--- START EXCERPTED DATA ---

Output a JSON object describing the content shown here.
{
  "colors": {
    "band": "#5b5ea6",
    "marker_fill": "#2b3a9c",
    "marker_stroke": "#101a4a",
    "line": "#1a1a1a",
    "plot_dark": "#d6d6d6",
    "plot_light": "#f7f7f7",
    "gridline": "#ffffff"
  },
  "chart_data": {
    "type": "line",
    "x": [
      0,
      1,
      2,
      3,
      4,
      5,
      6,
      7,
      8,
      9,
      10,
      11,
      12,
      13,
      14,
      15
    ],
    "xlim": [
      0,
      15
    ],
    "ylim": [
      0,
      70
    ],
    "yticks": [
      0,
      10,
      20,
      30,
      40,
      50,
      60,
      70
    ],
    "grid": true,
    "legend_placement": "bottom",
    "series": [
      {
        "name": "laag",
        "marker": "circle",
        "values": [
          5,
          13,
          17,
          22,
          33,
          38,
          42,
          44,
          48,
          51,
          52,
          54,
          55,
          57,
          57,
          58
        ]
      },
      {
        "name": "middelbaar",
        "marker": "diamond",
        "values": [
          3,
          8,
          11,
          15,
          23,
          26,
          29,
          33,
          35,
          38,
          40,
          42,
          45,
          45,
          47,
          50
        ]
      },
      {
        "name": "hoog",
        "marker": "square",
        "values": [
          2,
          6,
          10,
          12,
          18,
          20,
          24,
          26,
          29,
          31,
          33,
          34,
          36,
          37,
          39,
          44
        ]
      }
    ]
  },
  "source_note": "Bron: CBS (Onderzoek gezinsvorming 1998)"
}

--- END EXCERPTED DATA ---

STATED TASK
Reproduce all of the material above word for word.

RESULT FOR THIS TASK
Output a JSON object describing the content shown here.
{
  "colors": {
    "band": "#5b5ea6",
    "marker_fill": "#2b3a9c",
    "marker_stroke": "#101a4a",
    "line": "#1a1a1a",
    "plot_dark": "#d6d6d6",
    "plot_light": "#f7f7f7",
    "gridline": "#ffffff"
  },
  "chart_data": {
    "type": "line",
    "x": [
      0,
      1,
      2,
      3,
      4,
      5,
      6,
      7,
      8,
      9,
      10,
      11,
      12,
      13,
      14,
      15
    ],
    "xlim": [
      0,
      15
    ],
    "ylim": [
      0,
      70
    ],
    "yticks": [
      0,
      10,
      20,
      30,
      40,
      50,
      60,
      70
    ],
    "grid": true,
    "legend_placement": "bottom",
    "series": [
      {
        "name": "laag",
        "marker": "circle",
        "values": [
          5,
          13,
          17,
          22,
          33,
          38,
          42,
          44,
          48,
          51,
          52,
          54,
          55,
          57,
          57,
          58
        ]
      },
      {
        "name": "middelbaar",
        "marker": "diamond",
        "values": [
          3,
          8,
          11,
          15,
          23,
          26,
          29,
          33,
          35,
          38,
          40,
          42,
          45,
          45,
          47,
          50
        ]
      },
      {
        "name": "hoog",
        "marker": "square",
        "values": [
          2,
          6,
          10,
          12,
          18,
          20,
          24,
          26,
          29,
          31,
          33,
          34,
          36,
          37,
          39,
          44
        ]
      }
    ]
  },
  "source_note": "Bron: CBS (Onderzoek gezinsvorming 1998)"
}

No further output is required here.